** Begin TASK MATERIAL **
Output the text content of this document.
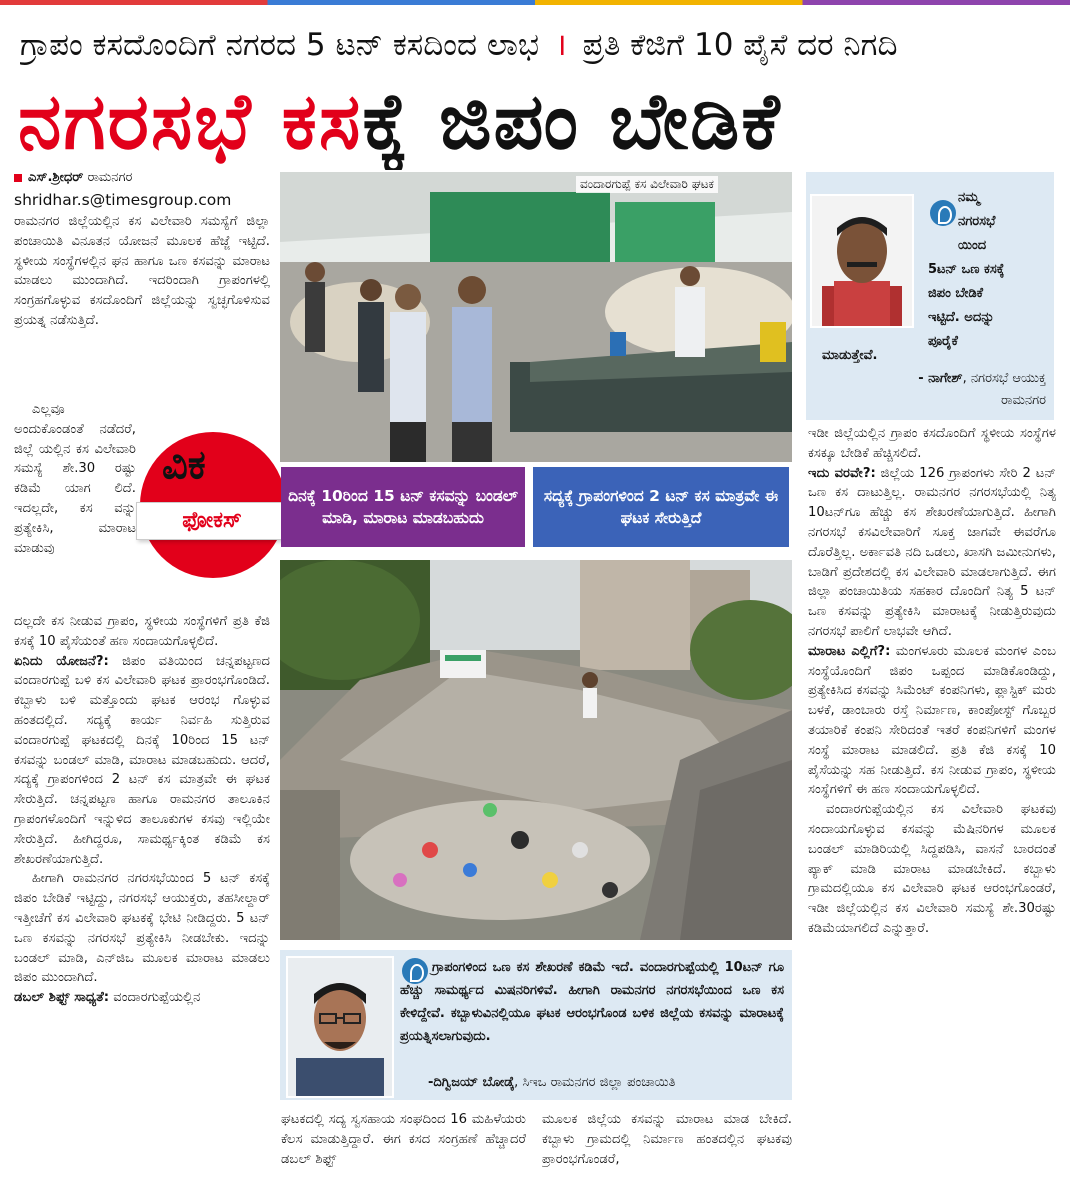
ಗ್ರಾಪಂ ಕಸದೊಂದಿಗೆ ನಗರದ 5 ಟನ್ ಕಸದಿಂದ ಲಾಭ । ಪ್ರತಿ ಕೆಜಿಗೆ 10 ಪೈಸೆ ದರ ನಿಗದಿ
ನಗರಸಭೆ ಕಸಕ್ಕೆ ಜಿಪಂ ಬೇಡಿಕೆ
ಎಸ್.ಶ್ರೀಧರ್ ರಾಮನಗರ
shridhar.s@timesgroup.com

ರಾಮನಗರ ಜಿಲ್ಲೆಯಲ್ಲಿನ ಕಸ ವಿಲೇವಾರಿ ಸಮಸ್ಯೆಗೆ ಜಿಲ್ಲಾ ಪಂಚಾಯಿತಿ ವಿನೂತನ ಯೋಜನೆ ಮೂಲಕ ಹೆಜ್ಜೆ ಇಟ್ಟಿದೆ. ಸ್ಥಳೀಯ ಸಂಸ್ಥೆಗಳಲ್ಲಿನ ಘನ ಹಾಗೂ ಒಣ ಕಸವನ್ನು ಮಾರಾಟ ಮಾಡಲು ಮುಂದಾಗಿದೆ. ಇದರಿಂದಾಗಿ ಗ್ರಾಪಂಗಳಲ್ಲಿ ಸಂಗ್ರಹಗೊಳ್ಳುವ ಕಸದೊಂದಿಗೆ ಜಿಲ್ಲೆಯನ್ನು ಸ್ವಚ್ಛಗೊಳಿಸುವ ಪ್ರಯತ್ನ ನಡೆಸುತ್ತಿದೆ.

ಎಲ್ಲವೂ ಅಂದುಕೊಂಡಂತೆ ನಡೆದರೆ, ಜಿಲ್ಲೆ ಯಲ್ಲಿನ ಕಸ ವಿಲೇವಾರಿ ಸಮಸ್ಯೆ ಶೇ.30 ರಷ್ಟು ಕಡಿಮೆ ಯಾಗ ಲಿದೆ. ಇದಲ್ಲದೇ, ಕಸ ವನ್ನು ಪ್ರತ್ಯೇಕಿಸಿ, ಮಾರಾಟ ಮಾಡುವು

ವಿಕ
ಫೋಕಸ್

ದಲ್ಲದೇ ಕಸ ನೀಡುವ ಗ್ರಾಪಂ, ಸ್ಥಳೀಯ ಸಂಸ್ಥೆಗಳಿಗೆ ಪ್ರತಿ ಕೆಜಿ ಕಸಕ್ಕೆ 10 ಪೈಸೆಯಂತೆ ಹಣ ಸಂದಾಯಗೊಳ್ಳಲಿದೆ.

ಏನಿದು ಯೋಜನೆ?: ಜಿಪಂ ವತಿಯಿಂದ ಚನ್ನಪಟ್ಟಣದ ವಂದಾರಗುಪ್ಪೆ ಬಳಿ ಕಸ ವಿಲೇವಾರಿ ಘಟಕ ಪ್ರಾರಂಭಗೊಂಡಿದೆ. ಕಬ್ಬಾಳು ಬಳಿ ಮತ್ತೊಂದು ಘಟಕ ಆರಂಭ ಗೊಳ್ಳುವ ಹಂತದಲ್ಲಿದೆ. ಸದ್ಯಕ್ಕೆ ಕಾರ್ಯ ನಿರ್ವಹಿ ಸುತ್ತಿರುವ ವಂದಾರಗುಪ್ಪೆ ಘಟಕದಲ್ಲಿ ದಿನಕ್ಕೆ 10ರಿಂದ 15 ಟನ್ ಕಸವನ್ನು ಬಂಡಲ್ ಮಾಡಿ, ಮಾರಾಟ ಮಾಡಬಹುದು. ಆದರೆ, ಸದ್ಯಕ್ಕೆ ಗ್ರಾಪಂಗಳಿಂದ 2 ಟನ್ ಕಸ ಮಾತ್ರವೇ ಈ ಘಟಕ ಸೇರುತ್ತಿದೆ. ಚನ್ನಪಟ್ಟಣ ಹಾಗೂ ರಾಮನಗರ ತಾಲೂಕಿನ ಗ್ರಾಪಂಗಳೊಂದಿಗೆ ಇನ್ನುಳಿದ ತಾಲೂಕುಗಳ ಕಸವು ಇಲ್ಲಿಯೇ ಸೇರುತ್ತಿದೆ. ಹೀಗಿದ್ದರೂ, ಸಾಮರ್ಥ್ಯಕ್ಕಿಂತ ಕಡಿಮೆ ಕಸ ಶೇಖರಣೆಯಾಗುತ್ತಿದೆ.

ಹೀಗಾಗಿ ರಾಮನಗರ ನಗರಸಭೆಯಿಂದ 5 ಟನ್ ಕಸಕ್ಕೆ ಜಿಪಂ ಬೇಡಿಕೆ ಇಟ್ಟಿದ್ದು, ನಗರಸಭೆ ಆಯುಕ್ತರು, ತಹಸೀಲ್ದಾರ್ ಇತ್ತೀಚೆಗೆ ಕಸ ವಿಲೇವಾರಿ ಘಟಕಕ್ಕೆ ಭೇಟಿ ನೀಡಿದ್ದರು. 5 ಟನ್ ಒಣ ಕಸವನ್ನು ನಗರಸಭೆ ಪ್ರತ್ಯೇಕಿಸಿ ನೀಡಬೇಕು. ಇದನ್ನು ಬಂಡಲ್ ಮಾಡಿ, ಎನ್‌ಜಿಒ ಮೂಲಕ ಮಾರಾಟ ಮಾಡಲು ಜಿಪಂ ಮುಂದಾಗಿದೆ.

ಡಬಲ್ ಶಿಫ್ಟ್ ಸಾಧ್ಯತೆ: ವಂದಾರಗುಪ್ಪೆಯಲ್ಲಿನ

ವಂದಾರಗುಪ್ಪೆ ಕಸ ವಿಲೇವಾರಿ ಘಟಕ
ದಿನಕ್ಕೆ 10ರಿಂದ 15 ಟನ್ ಕಸವನ್ನು ಬಂಡಲ್ ಮಾಡಿ, ಮಾರಾಟ ಮಾಡಬಹುದು
ಸದ್ಯಕ್ಕೆ ಗ್ರಾಪಂಗಳಿಂದ 2 ಟನ್ ಕಸ ಮಾತ್ರವೇ ಈ ಘಟಕ ಸೇರುತ್ತಿದೆ
ನಮ್ಮ
ನಗರಸಭೆ
ಯಿಂದ
5ಟನ್ ಒಣ ಕಸಕ್ಕೆ
ಜಿಪಂ ಬೇಡಿಕೆ
ಇಟ್ಟಿದೆ. ಅದನ್ನು
ಪೂರೈಕೆ
ಮಾಡುತ್ತೇವೆ.
- ನಾಗೇಶ್, ನಗರಸಭೆ ಆಯುಕ್ತ
ರಾಮನಗರ

ಇಡೀ ಜಿಲ್ಲೆಯಲ್ಲಿನ ಗ್ರಾಪಂ ಕಸದೊಂದಿಗೆ ಸ್ಥಳೀಯ ಸಂಸ್ಥೆಗಳ ಕಸಕ್ಕೂ ಬೇಡಿಕೆ ಹೆಚ್ಚಿಸಲಿದೆ.

ಇದು ವರವೇ?: ಜಿಲ್ಲೆಯ 126 ಗ್ರಾಪಂಗಳು ಸೇರಿ 2 ಟನ್ ಒಣ ಕಸ ದಾಟುತ್ತಿಲ್ಲ. ರಾಮನಗರ ನಗರಸಭೆಯಲ್ಲಿ ನಿತ್ಯ 10ಟನ್‌ಗೂ ಹೆಚ್ಚು ಕಸ ಶೇಖರಣೆಯಾಗುತ್ತಿದೆ. ಹೀಗಾಗಿ ನಗರಸಭೆ ಕಸವಿಲೇವಾರಿಗೆ ಸೂಕ್ತ ಜಾಗವೇ ಈವರೆಗೂ ದೊರೆತ್ತಿಲ್ಲ. ಅರ್ಕಾವತಿ ನದಿ ಒಡಲು, ಖಾಸಗಿ ಜಮೀನುಗಳು, ಬಾಡಿಗೆ ಪ್ರದೇಶದಲ್ಲಿ ಕಸ ವಿಲೇವಾರಿ ಮಾಡಲಾಗುತ್ತಿದೆ. ಈಗ ಜಿಲ್ಲಾ ಪಂಚಾಯಿತಿಯ ಸಹಕಾರ ದೊಂದಿಗೆ ನಿತ್ಯ 5 ಟನ್ ಒಣ ಕಸವನ್ನು ಪ್ರತ್ಯೇಕಿಸಿ ಮಾರಾಟಕ್ಕೆ ನೀಡುತ್ತಿರುವುದು ನಗರಸಭೆ ಪಾಲಿಗೆ ಲಾಭವೇ ಆಗಿದೆ.

ಮಾರಾಟ ಎಲ್ಲಿಗೆ?: ಮಂಗಳೂರು ಮೂಲಕ ಮಂಗಳ ಎಂಬ ಸಂಸ್ಥೆಯೊಂದಿಗೆ ಜಿಪಂ ಒಪ್ಪಂದ ಮಾಡಿಕೊಂಡಿದ್ದು, ಪ್ರತ್ಯೇಕಿಸಿದ ಕಸವನ್ನು ಸಿಮೆಂಟ್ ಕಂಪನಿಗಳು, ಪ್ಲಾಸ್ಟಿಕ್ ಮರು ಬಳಕೆ, ಡಾಂಬಾರು ರಸ್ತೆ ನಿರ್ಮಾಣ, ಕಾಂಪೋಸ್ಟ್ ಗೊಬ್ಬರ ತಯಾರಿಕೆ ಕಂಪನಿ ಸೇರಿದಂತೆ ಇತರೆ ಕಂಪನಿಗಳಿಗೆ ಮಂಗಳ ಸಂಸ್ಥೆ ಮಾರಾಟ ಮಾಡಲಿದೆ. ಪ್ರತಿ ಕೆಜಿ ಕಸಕ್ಕೆ 10 ಪೈಸೆಯನ್ನು ಸಹ ನೀಡುತ್ತಿದೆ. ಕಸ ನೀಡುವ ಗ್ರಾಪಂ, ಸ್ಥಳೀಯ ಸಂಸ್ಥೆಗಳಿಗೆ ಈ ಹಣ ಸಂದಾಯಗೊಳ್ಳಲಿದೆ.

ವಂದಾರಗುಪ್ಪೆಯಲ್ಲಿನ ಕಸ ವಿಲೇವಾರಿ ಘಟಕವು ಸಂದಾಯಗೊಳ್ಳುವ ಕಸವನ್ನು ಮೆಷಿನರಿಗಳ ಮೂಲಕ ಬಂಡಲ್ ಮಾಡಿರಿಯಲ್ಲಿ ಸಿದ್ದಪಡಿಸಿ, ವಾಸನೆ ಬಾರದಂತೆ ಪ್ಯಾಕ್ ಮಾಡಿ ಮಾರಾಟ ಮಾಡಬೇಕಿದೆ. ಕಬ್ಬಾಳು ಗ್ರಾಮದಲ್ಲಿಯೂ ಕಸ ವಿಲೇವಾರಿ ಘಟಕ ಆರಂಭಗೊಂಡರೆ, ಇಡೀ ಜಿಲ್ಲೆಯಲ್ಲಿನ ಕಸ ವಿಲೇವಾರಿ ಸಮಸ್ಯೆ ಶೇ.30ರಷ್ಟು ಕಡಿಮೆಯಾಗಲಿದೆ ಎನ್ನುತ್ತಾರೆ.

ಗ್ರಾಪಂಗಳಿಂದ ಒಣ ಕಸ ಶೇಖರಣೆ ಕಡಿಮೆ ಇದೆ. ವಂದಾರಗುಪ್ಪೆಯಲ್ಲಿ 10ಟನ್ ಗೂ ಹೆಚ್ಚು ಸಾಮರ್ಥ್ಯದ ಮಿಷನರಿಗಳಿವೆ. ಹೀಗಾಗಿ ರಾಮನಗರ ನಗರಸಭೆಯಿಂದ ಒಣ ಕಸ ಕೇಳಿದ್ದೇವೆ. ಕಬ್ಬಾಳುವಿನಲ್ಲಿಯೂ ಘಟಕ ಆರಂಭಗೊಂಡ ಬಳಿಕ ಜಿಲ್ಲೆಯ ಕಸವನ್ನು ಮಾರಾಟಕ್ಕೆ ಪ್ರಯತ್ನಿಸಲಾಗುವುದು.
-ದಿಗ್ವಿಜಯ್ ಬೋಡ್ಕೆ, ಸಿಇಒ ರಾಮನಗರ ಜಿಲ್ಲಾ ಪಂಚಾಯಿತಿ
ಘಟಕದಲ್ಲಿ ಸದ್ಯ ಸ್ವಸಹಾಯ ಸಂಘದಿಂದ 16 ಮಹಿಳೆಯರು ಕೆಲಸ ಮಾಡುತ್ತಿದ್ದಾರೆ. ಈಗ ಕಸದ ಸಂಗ್ರಹಣೆ ಹೆಚ್ಚಾದರೆ ಡಬಲ್ ಶಿಫ್ಟ್
ಮೂಲಕ ಜಿಲ್ಲೆಯ ಕಸವನ್ನು ಮಾರಾಟ ಮಾಡ ಬೇಕಿದೆ. ಕಬ್ಬಾಳು ಗ್ರಾಮದಲ್ಲಿ ನಿರ್ಮಾಣ ಹಂತದಲ್ಲಿನ ಘಟಕವು ಪ್ರಾರಂಭಗೊಂಡರೆ,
** End TASK MATERIAL **
Copy each line above where the string "ಘಟಕವ" occurs.

> [EXERCISE SOLUTION]:
ವಂದಾರಗುಪ್ಪೆಯಲ್ಲಿನ ಕಸ ವಿಲೇವಾರಿ ಘಟಕವು ಸಂದಾಯಗೊಳ್ಳುವ ಕಸವನ್ನು ಮೆಷಿನರಿಗಳ ಮೂಲಕ ಬಂಡಲ್ ಮಾಡಿರಿಯಲ್ಲಿ ಸಿದ್ದಪಡಿಸಿ, ವಾಸನೆ ಬಾರದಂತೆ ಪ್ಯಾಕ್ ಮಾಡಿ ಮಾರಾಟ ಮಾಡಬೇಕಿದೆ. ಕಬ್ಬಾಳು ಗ್ರಾಮದಲ್ಲಿಯೂ ಕಸ ವಿಲೇವಾರಿ ಘಟಕ ಆರಂಭಗೊಂಡರೆ, ಇಡೀ ಜಿಲ್ಲೆಯಲ್ಲಿನ ಕಸ ವಿಲೇವಾರಿ ಸಮಸ್ಯೆ ಶೇ.30ರಷ್ಟು ಕಡಿಮೆಯಾಗಲಿದೆ ಎನ್ನುತ್ತಾರೆ.
ಮೂಲಕ ಜಿಲ್ಲೆಯ ಕಸವನ್ನು ಮಾರಾಟ ಮಾಡ ಬೇಕಿದೆ. ಕಬ್ಬಾಳು ಗ್ರಾಮದಲ್ಲಿ ನಿರ್ಮಾಣ ಹಂತದಲ್ಲಿನ ಘಟಕವು ಪ್ರಾರಂಭಗೊಂಡರೆ,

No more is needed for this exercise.